• **TASK DETAILS**:
Locate all lines with the word "MARCELO". Copy them.

• **THE RECORDS**:
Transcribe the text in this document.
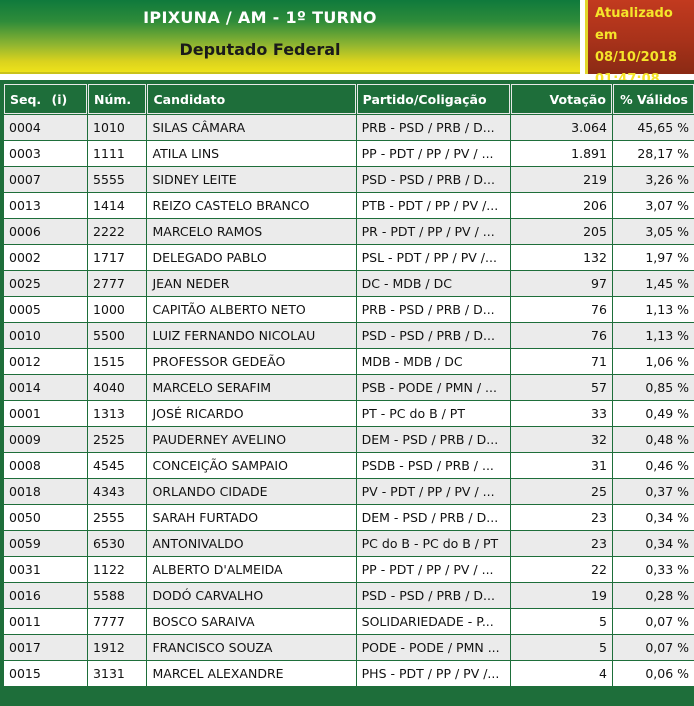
IPIXUNA / AM - 1º TURNO
Deputado Federal
Atualizado em
08/10/2018
Seq. (i)	Núm.	Candidato	Partido/Coligação	Votação	% Válidos
0004	1010	SILAS CÂMARA	PRB - PSD / PRB / D...	3.064	45,65 %
0003	1111	ATILA LINS	PP - PDT / PP / PV / ...	1.891	28,17 %
0007	5555	SIDNEY LEITE	PSD - PSD / PRB / D...	219	3,26 %
0013	1414	REIZO CASTELO BRANCO	PTB - PDT / PP / PV /...	206	3,07 %
0006	2222	MARCELO RAMOS	PR - PDT / PP / PV / ...	205	3,05 %
0002	1717	DELEGADO PABLO	PSL - PDT / PP / PV /...	132	1,97 %
0025	2777	JEAN NEDER	DC - MDB / DC	97	1,45 %
0005	1000	CAPITÃO ALBERTO NETO	PRB - PSD / PRB / D...	76	1,13 %
0010	5500	LUIZ FERNANDO NICOLAU	PSD - PSD / PRB / D...	76	1,13 %
0012	1515	PROFESSOR GEDEÃO	MDB - MDB / DC	71	1,06 %
0014	4040	MARCELO SERAFIM	PSB - PODE / PMN / ...	57	0,85 %
0001	1313	JOSÉ RICARDO	PT - PC do B / PT	33	0,49 %
0009	2525	PAUDERNEY AVELINO	DEM - PSD / PRB / D...	32	0,48 %
0008	4545	CONCEIÇÃO SAMPAIO	PSDB - PSD / PRB / ...	31	0,46 %
0018	4343	ORLANDO CIDADE	PV - PDT / PP / PV / ...	25	0,37 %
0050	2555	SARAH FURTADO	DEM - PSD / PRB / D...	23	0,34 %
0059	6530	ANTONIVALDO	PC do B - PC do B / PT	23	0,34 %
0031	1122	ALBERTO D'ALMEIDA	PP - PDT / PP / PV / ...	22	0,33 %
0016	5588	DODÓ CARVALHO	PSD - PSD / PRB / D...	19	0,28 %
0011	7777	BOSCO SARAIVA	SOLIDARIEDADE - P...	5	0,07 %
0017	1912	FRANCISCO SOUZA	PODE - PODE / PMN ...	5	0,07 %
0015	3131	MARCEL ALEXANDRE	PHS - PDT / PP / PV /...	4	0,06 %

• **TASK ANSWER**:
0006	2222	MARCELO RAMOS	PR - PDT / PP / PV / ...	205	3,05 %
0014	4040	MARCELO SERAFIM	PSB - PODE / PMN / ...	57	0,85 %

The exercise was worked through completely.